Records shown:
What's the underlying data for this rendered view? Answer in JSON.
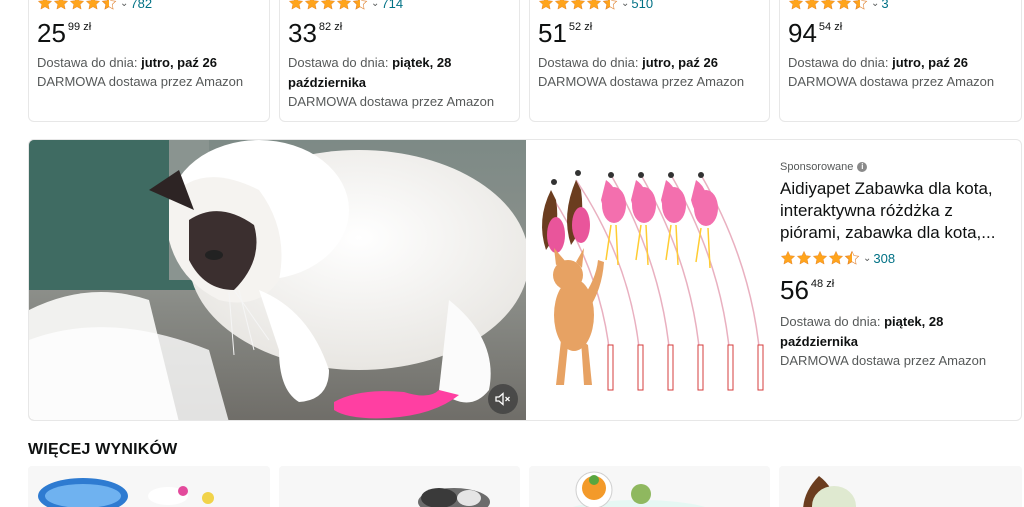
{
  "products_top": [
    {
      "rating": 4.5,
      "review_count": "782",
      "price_whole": "25",
      "price_frac": "99 zł",
      "delivery_prefix": "Dostawa do dnia:",
      "delivery_date": "jutro, paź 26",
      "free_shipping": "DARMOWA dostawa przez Amazon"
    },
    {
      "rating": 4.5,
      "review_count": "714",
      "price_whole": "33",
      "price_frac": "82 zł",
      "delivery_prefix": "Dostawa do dnia:",
      "delivery_date": "piątek, 28 października",
      "free_shipping": "DARMOWA dostawa przez Amazon"
    },
    {
      "rating": 4.5,
      "review_count": "510",
      "price_whole": "51",
      "price_frac": "52 zł",
      "delivery_prefix": "Dostawa do dnia:",
      "delivery_date": "jutro, paź 26",
      "free_shipping": "DARMOWA dostawa przez Amazon"
    },
    {
      "rating": 4.5,
      "review_count": "3",
      "price_whole": "94",
      "price_frac": "54 zł",
      "delivery_prefix": "Dostawa do dnia:",
      "delivery_date": "jutro, paź 26",
      "free_shipping": "DARMOWA dostawa przez Amazon"
    }
  ],
  "sponsored": {
    "label": "Sponsorowane",
    "info_icon": "info-icon",
    "title": "Aidiyapet Zabawka dla kota, interaktywna różdżka z piórami, zabawka dla kota,...",
    "rating": 4.5,
    "review_count": "308",
    "price_whole": "56",
    "price_frac": "48 zł",
    "delivery_prefix": "Dostawa do dnia:",
    "delivery_date": "piątek, 28 października",
    "free_shipping": "DARMOWA dostawa przez Amazon",
    "mute_icon": "speaker-muted-icon"
  },
  "more_results": {
    "heading": "WIĘCEJ WYNIKÓW"
  },
  "colors": {
    "star": "#ffa41c",
    "link": "#007185",
    "text": "#0f1111",
    "muted": "#565959"
  }
}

The request: Every entry must be written out exactly, with all pictures left out.

Exercise solution:
What's the underlying data for this rendered view? Answer in JSON.
{
  "products_top": [
    {
      "rating": 4.5,
      "review_count": "782",
      "price_whole": "25",
      "price_frac": "99 zł",
      "delivery_prefix": "Dostawa do dnia:",
      "delivery_date": "jutro, paź 26",
      "free_shipping": "DARMOWA dostawa przez Amazon"
    },
    {
      "rating": 4.5,
      "review_count": "714",
      "price_whole": "33",
      "price_frac": "82 zł",
      "delivery_prefix": "Dostawa do dnia:",
      "delivery_date": "piątek, 28 października",
      "free_shipping": "DARMOWA dostawa przez Amazon"
    },
    {
      "rating": 4.5,
      "review_count": "510",
      "price_whole": "51",
      "price_frac": "52 zł",
      "delivery_prefix": "Dostawa do dnia:",
      "delivery_date": "jutro, paź 26",
      "free_shipping": "DARMOWA dostawa przez Amazon"
    },
    {
      "rating": 4.5,
      "review_count": "3",
      "price_whole": "94",
      "price_frac": "54 zł",
      "delivery_prefix": "Dostawa do dnia:",
      "delivery_date": "jutro, paź 26",
      "free_shipping": "DARMOWA dostawa przez Amazon"
    }
  ],
  "sponsored": {
    "label": "Sponsorowane",
    "info_icon": "info-icon",
    "title": "Aidiyapet Zabawka dla kota, interaktywna różdżka z piórami, zabawka dla kota,...",
    "rating": 4.5,
    "review_count": "308",
    "price_whole": "56",
    "price_frac": "48 zł",
    "delivery_prefix": "Dostawa do dnia:",
    "delivery_date": "piątek, 28 października",
    "free_shipping": "DARMOWA dostawa przez Amazon",
    "mute_icon": "speaker-muted-icon"
  },
  "more_results": {
    "heading": "WIĘCEJ WYNIKÓW"
  },
  "colors": {
    "star": "#ffa41c",
    "link": "#007185",
    "text": "#0f1111",
    "muted": "#565959"
  }
}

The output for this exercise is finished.